The exercise — Write the material out again in full, word for word. Do not include the pictures.

Provided information —
┄┄┄┄┄┄┄┄┄┄┄┄┄┄┄┄┄┄┄┄
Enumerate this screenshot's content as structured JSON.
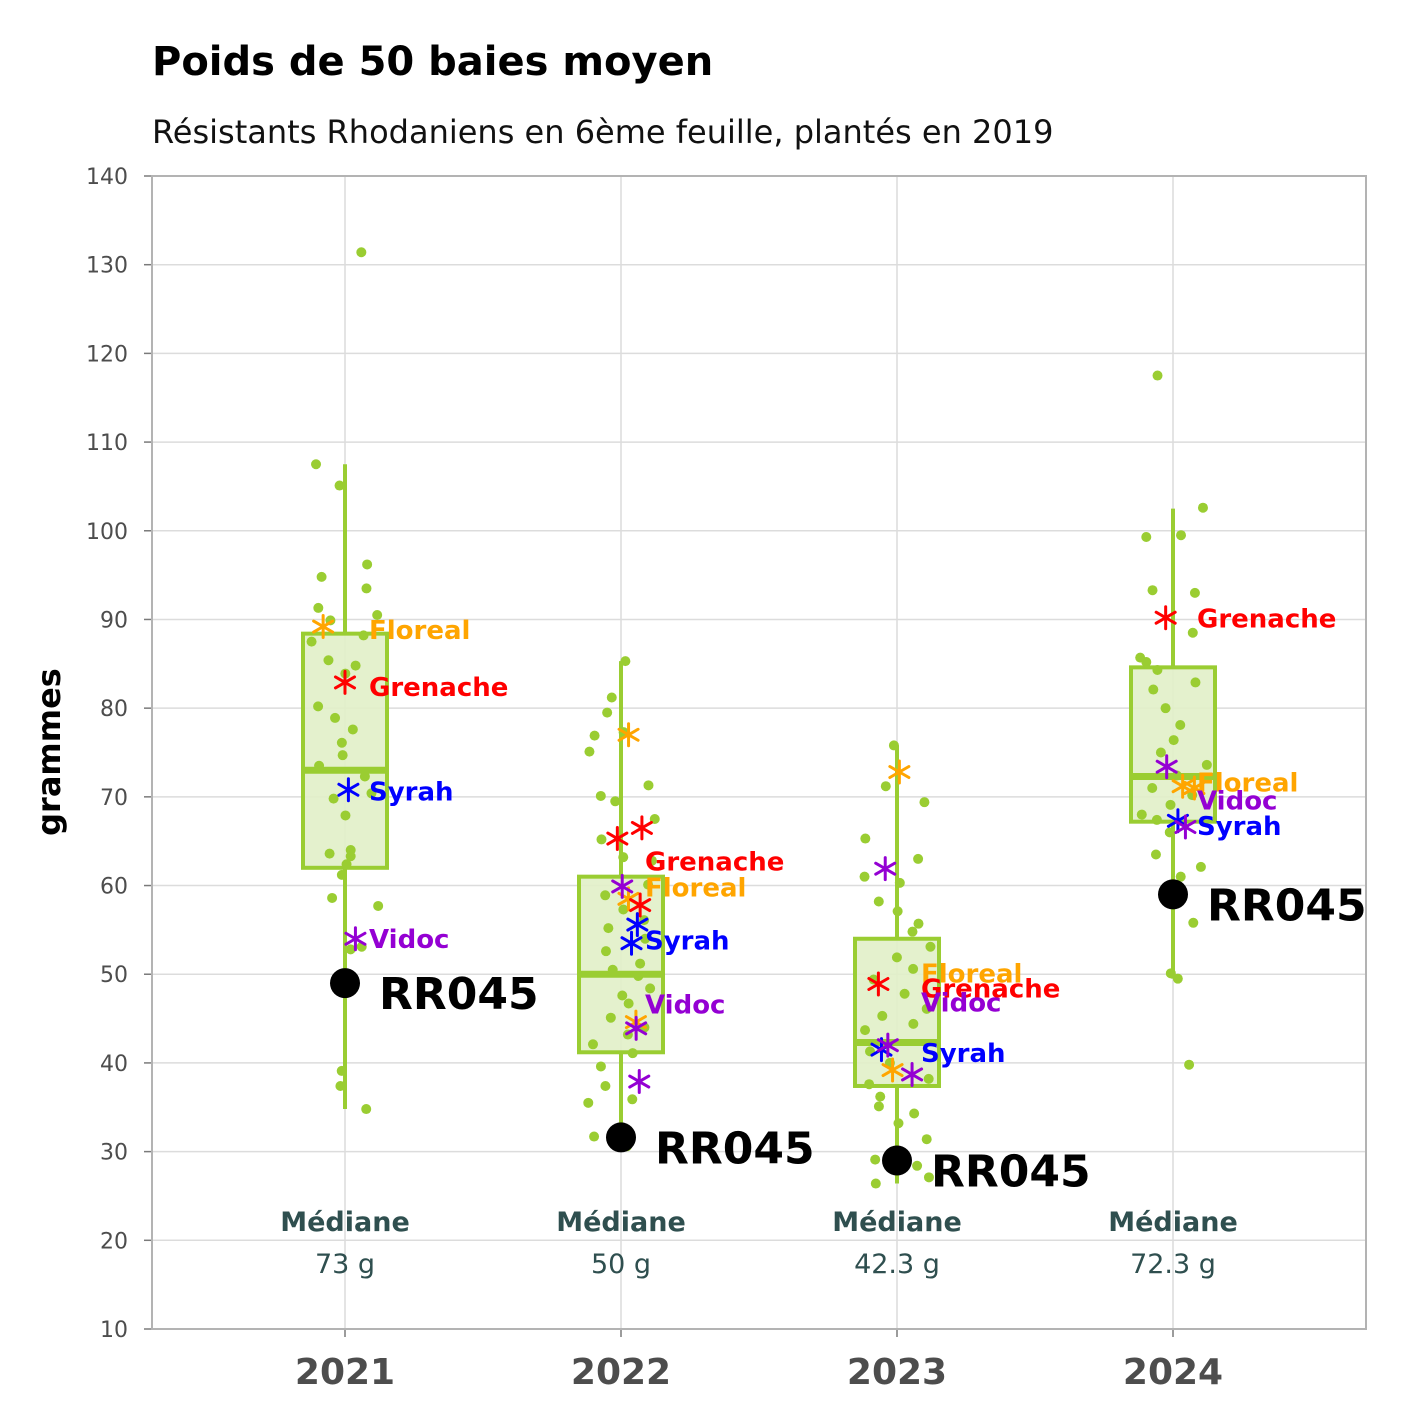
{
  "chart_data": {
    "type": "box",
    "title": "Poids de 50 baies moyen",
    "subtitle": "Résistants Rhodaniens en 6ème feuille, plantés en 2019",
    "ylabel": "grammes",
    "xlabel": "",
    "ylim": [
      10,
      140
    ],
    "yticks": [
      10,
      20,
      30,
      40,
      50,
      60,
      70,
      80,
      90,
      100,
      110,
      120,
      130,
      140
    ],
    "grid": true,
    "categories": [
      "2021",
      "2022",
      "2023",
      "2024"
    ],
    "colors": {
      "box": "#9acd32",
      "box_fill": "#e1f0c8",
      "points": "#9acd32",
      "Floreal": "#ffa500",
      "Grenache": "#ff0000",
      "Syrah": "#0000ff",
      "Vidoc": "#9400d3",
      "reference": "#000000",
      "median_text": "#2f4f4f"
    },
    "boxes": [
      {
        "year": "2021",
        "whisker_low": 34.8,
        "q1": 62,
        "median": 73,
        "q3": 88.4,
        "whisker_high": 107.5
      },
      {
        "year": "2022",
        "whisker_low": 30.6,
        "q1": 41.2,
        "median": 50,
        "q3": 61,
        "whisker_high": 85.3
      },
      {
        "year": "2023",
        "whisker_low": 26.4,
        "q1": 37.4,
        "median": 42.3,
        "q3": 54,
        "whisker_high": 75.8
      },
      {
        "year": "2024",
        "whisker_low": 49.5,
        "q1": 67.2,
        "median": 72.3,
        "q3": 84.6,
        "whisker_high": 102.5
      }
    ],
    "median_label": "Médiane",
    "median_values": [
      "73 g",
      "50 g",
      "42.3 g",
      "72.3 g"
    ],
    "jitter_points": [
      [
        131.4,
        107.5,
        105.1,
        96.2,
        94.8,
        93.5,
        91.3,
        90.5,
        89.9,
        88.2,
        87.5,
        85.4,
        84.8,
        83.9,
        80.2,
        78.9,
        77.6,
        76.1,
        74.7,
        73.5,
        72.3,
        70.4,
        69.8,
        67.9,
        64.0,
        63.6,
        63.3,
        62.4,
        61.2,
        58.6,
        57.7,
        53.1,
        52.8,
        39.1,
        37.4,
        34.8
      ],
      [
        85.3,
        81.2,
        79.5,
        77.3,
        76.9,
        75.1,
        71.3,
        70.1,
        69.5,
        67.5,
        65.2,
        63.2,
        62.8,
        60.1,
        58.9,
        57.3,
        56.1,
        55.2,
        54.0,
        52.6,
        51.2,
        50.5,
        49.8,
        48.4,
        47.6,
        46.7,
        45.1,
        44.0,
        43.2,
        42.1,
        41.1,
        39.6,
        37.4,
        35.9,
        35.5,
        32.6,
        31.7,
        30.6
      ],
      [
        75.8,
        71.2,
        69.4,
        65.3,
        63.0,
        61.0,
        60.3,
        58.2,
        57.1,
        55.7,
        54.8,
        53.1,
        51.9,
        50.6,
        49.4,
        47.8,
        46.1,
        45.3,
        44.4,
        43.7,
        41.3,
        40.0,
        38.2,
        37.6,
        36.2,
        35.1,
        34.3,
        33.2,
        31.4,
        29.1,
        28.4,
        27.1,
        26.4
      ],
      [
        117.5,
        102.6,
        99.5,
        99.3,
        93.3,
        93.0,
        88.5,
        85.7,
        85.2,
        84.3,
        82.9,
        82.1,
        80.0,
        78.1,
        76.4,
        75.0,
        73.6,
        72.4,
        71.0,
        70.2,
        69.1,
        68.0,
        67.4,
        66.0,
        63.5,
        62.1,
        61.0,
        57.9,
        55.8,
        50.1,
        49.5,
        39.8
      ]
    ],
    "varieties": [
      {
        "name": "Floreal",
        "points": [
          [
            0,
            89.2
          ],
          [
            1,
            77.0
          ],
          [
            1,
            58.5
          ],
          [
            1,
            44.6
          ],
          [
            2,
            72.8
          ],
          [
            2,
            39.2
          ],
          [
            3,
            71.2
          ],
          [
            3,
            71.0
          ]
        ]
      },
      {
        "name": "Grenache",
        "points": [
          [
            0,
            82.9
          ],
          [
            1,
            66.5
          ],
          [
            1,
            65.3
          ],
          [
            1,
            57.8
          ],
          [
            2,
            48.9
          ],
          [
            3,
            90.2
          ]
        ]
      },
      {
        "name": "Syrah",
        "points": [
          [
            0,
            70.8
          ],
          [
            1,
            55.6
          ],
          [
            1,
            53.5
          ],
          [
            2,
            41.5
          ],
          [
            3,
            67.3
          ]
        ]
      },
      {
        "name": "Vidoc",
        "points": [
          [
            0,
            54.0
          ],
          [
            1,
            59.9
          ],
          [
            1,
            43.9
          ],
          [
            1,
            37.9
          ],
          [
            2,
            61.9
          ],
          [
            2,
            42.0
          ],
          [
            2,
            38.7
          ],
          [
            3,
            73.4
          ],
          [
            3,
            66.6
          ]
        ]
      }
    ],
    "variety_labels": [
      {
        "name": "Floreal",
        "year_index": 0,
        "y": 88.8
      },
      {
        "name": "Grenache",
        "year_index": 0,
        "y": 82.4
      },
      {
        "name": "Syrah",
        "year_index": 0,
        "y": 70.6
      },
      {
        "name": "Vidoc",
        "year_index": 0,
        "y": 54.0
      },
      {
        "name": "Grenache",
        "year_index": 1,
        "y": 62.7
      },
      {
        "name": "Floreal",
        "year_index": 1,
        "y": 59.8
      },
      {
        "name": "Syrah",
        "year_index": 1,
        "y": 53.8
      },
      {
        "name": "Vidoc",
        "year_index": 1,
        "y": 46.6
      },
      {
        "name": "Floreal",
        "year_index": 2,
        "y": 50.1
      },
      {
        "name": "Grenache",
        "year_index": 2,
        "y": 48.4
      },
      {
        "name": "Vidoc",
        "year_index": 2,
        "y": 46.8
      },
      {
        "name": "Syrah",
        "year_index": 2,
        "y": 41.1
      },
      {
        "name": "Grenache",
        "year_index": 3,
        "y": 90.1
      },
      {
        "name": "Floreal",
        "year_index": 3,
        "y": 71.6
      },
      {
        "name": "Vidoc",
        "year_index": 3,
        "y": 69.6
      },
      {
        "name": "Syrah",
        "year_index": 3,
        "y": 66.7
      }
    ],
    "reference": {
      "name": "RR045",
      "values": [
        49.0,
        31.6,
        29.0,
        59.0
      ]
    }
  }
}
┄┄┄┄┄┄┄┄┄┄┄┄┄┄┄┄┄┄┄┄
Exercise output —
Enumerate this screenshot's content as structured JSON.
{
  "chart_data": {
    "type": "box",
    "title": "Poids de 50 baies moyen",
    "subtitle": "Résistants Rhodaniens en 6ème feuille, plantés en 2019",
    "ylabel": "grammes",
    "xlabel": "",
    "ylim": [
      10,
      140
    ],
    "yticks": [
      10,
      20,
      30,
      40,
      50,
      60,
      70,
      80,
      90,
      100,
      110,
      120,
      130,
      140
    ],
    "grid": true,
    "categories": [
      "2021",
      "2022",
      "2023",
      "2024"
    ],
    "colors": {
      "box": "#9acd32",
      "box_fill": "#e1f0c8",
      "points": "#9acd32",
      "Floreal": "#ffa500",
      "Grenache": "#ff0000",
      "Syrah": "#0000ff",
      "Vidoc": "#9400d3",
      "reference": "#000000",
      "median_text": "#2f4f4f"
    },
    "boxes": [
      {
        "year": "2021",
        "whisker_low": 34.8,
        "q1": 62,
        "median": 73,
        "q3": 88.4,
        "whisker_high": 107.5
      },
      {
        "year": "2022",
        "whisker_low": 30.6,
        "q1": 41.2,
        "median": 50,
        "q3": 61,
        "whisker_high": 85.3
      },
      {
        "year": "2023",
        "whisker_low": 26.4,
        "q1": 37.4,
        "median": 42.3,
        "q3": 54,
        "whisker_high": 75.8
      },
      {
        "year": "2024",
        "whisker_low": 49.5,
        "q1": 67.2,
        "median": 72.3,
        "q3": 84.6,
        "whisker_high": 102.5
      }
    ],
    "median_label": "Médiane",
    "median_values": [
      "73 g",
      "50 g",
      "42.3 g",
      "72.3 g"
    ],
    "jitter_points": [
      [
        131.4,
        107.5,
        105.1,
        96.2,
        94.8,
        93.5,
        91.3,
        90.5,
        89.9,
        88.2,
        87.5,
        85.4,
        84.8,
        83.9,
        80.2,
        78.9,
        77.6,
        76.1,
        74.7,
        73.5,
        72.3,
        70.4,
        69.8,
        67.9,
        64.0,
        63.6,
        63.3,
        62.4,
        61.2,
        58.6,
        57.7,
        53.1,
        52.8,
        39.1,
        37.4,
        34.8
      ],
      [
        85.3,
        81.2,
        79.5,
        77.3,
        76.9,
        75.1,
        71.3,
        70.1,
        69.5,
        67.5,
        65.2,
        63.2,
        62.8,
        60.1,
        58.9,
        57.3,
        56.1,
        55.2,
        54.0,
        52.6,
        51.2,
        50.5,
        49.8,
        48.4,
        47.6,
        46.7,
        45.1,
        44.0,
        43.2,
        42.1,
        41.1,
        39.6,
        37.4,
        35.9,
        35.5,
        32.6,
        31.7,
        30.6
      ],
      [
        75.8,
        71.2,
        69.4,
        65.3,
        63.0,
        61.0,
        60.3,
        58.2,
        57.1,
        55.7,
        54.8,
        53.1,
        51.9,
        50.6,
        49.4,
        47.8,
        46.1,
        45.3,
        44.4,
        43.7,
        41.3,
        40.0,
        38.2,
        37.6,
        36.2,
        35.1,
        34.3,
        33.2,
        31.4,
        29.1,
        28.4,
        27.1,
        26.4
      ],
      [
        117.5,
        102.6,
        99.5,
        99.3,
        93.3,
        93.0,
        88.5,
        85.7,
        85.2,
        84.3,
        82.9,
        82.1,
        80.0,
        78.1,
        76.4,
        75.0,
        73.6,
        72.4,
        71.0,
        70.2,
        69.1,
        68.0,
        67.4,
        66.0,
        63.5,
        62.1,
        61.0,
        57.9,
        55.8,
        50.1,
        49.5,
        39.8
      ]
    ],
    "varieties": [
      {
        "name": "Floreal",
        "points": [
          [
            0,
            89.2
          ],
          [
            1,
            77.0
          ],
          [
            1,
            58.5
          ],
          [
            1,
            44.6
          ],
          [
            2,
            72.8
          ],
          [
            2,
            39.2
          ],
          [
            3,
            71.2
          ],
          [
            3,
            71.0
          ]
        ]
      },
      {
        "name": "Grenache",
        "points": [
          [
            0,
            82.9
          ],
          [
            1,
            66.5
          ],
          [
            1,
            65.3
          ],
          [
            1,
            57.8
          ],
          [
            2,
            48.9
          ],
          [
            3,
            90.2
          ]
        ]
      },
      {
        "name": "Syrah",
        "points": [
          [
            0,
            70.8
          ],
          [
            1,
            55.6
          ],
          [
            1,
            53.5
          ],
          [
            2,
            41.5
          ],
          [
            3,
            67.3
          ]
        ]
      },
      {
        "name": "Vidoc",
        "points": [
          [
            0,
            54.0
          ],
          [
            1,
            59.9
          ],
          [
            1,
            43.9
          ],
          [
            1,
            37.9
          ],
          [
            2,
            61.9
          ],
          [
            2,
            42.0
          ],
          [
            2,
            38.7
          ],
          [
            3,
            73.4
          ],
          [
            3,
            66.6
          ]
        ]
      }
    ],
    "variety_labels": [
      {
        "name": "Floreal",
        "year_index": 0,
        "y": 88.8
      },
      {
        "name": "Grenache",
        "year_index": 0,
        "y": 82.4
      },
      {
        "name": "Syrah",
        "year_index": 0,
        "y": 70.6
      },
      {
        "name": "Vidoc",
        "year_index": 0,
        "y": 54.0
      },
      {
        "name": "Grenache",
        "year_index": 1,
        "y": 62.7
      },
      {
        "name": "Floreal",
        "year_index": 1,
        "y": 59.8
      },
      {
        "name": "Syrah",
        "year_index": 1,
        "y": 53.8
      },
      {
        "name": "Vidoc",
        "year_index": 1,
        "y": 46.6
      },
      {
        "name": "Floreal",
        "year_index": 2,
        "y": 50.1
      },
      {
        "name": "Grenache",
        "year_index": 2,
        "y": 48.4
      },
      {
        "name": "Vidoc",
        "year_index": 2,
        "y": 46.8
      },
      {
        "name": "Syrah",
        "year_index": 2,
        "y": 41.1
      },
      {
        "name": "Grenache",
        "year_index": 3,
        "y": 90.1
      },
      {
        "name": "Floreal",
        "year_index": 3,
        "y": 71.6
      },
      {
        "name": "Vidoc",
        "year_index": 3,
        "y": 69.6
      },
      {
        "name": "Syrah",
        "year_index": 3,
        "y": 66.7
      }
    ],
    "reference": {
      "name": "RR045",
      "values": [
        49.0,
        31.6,
        29.0,
        59.0
      ]
    }
  }
}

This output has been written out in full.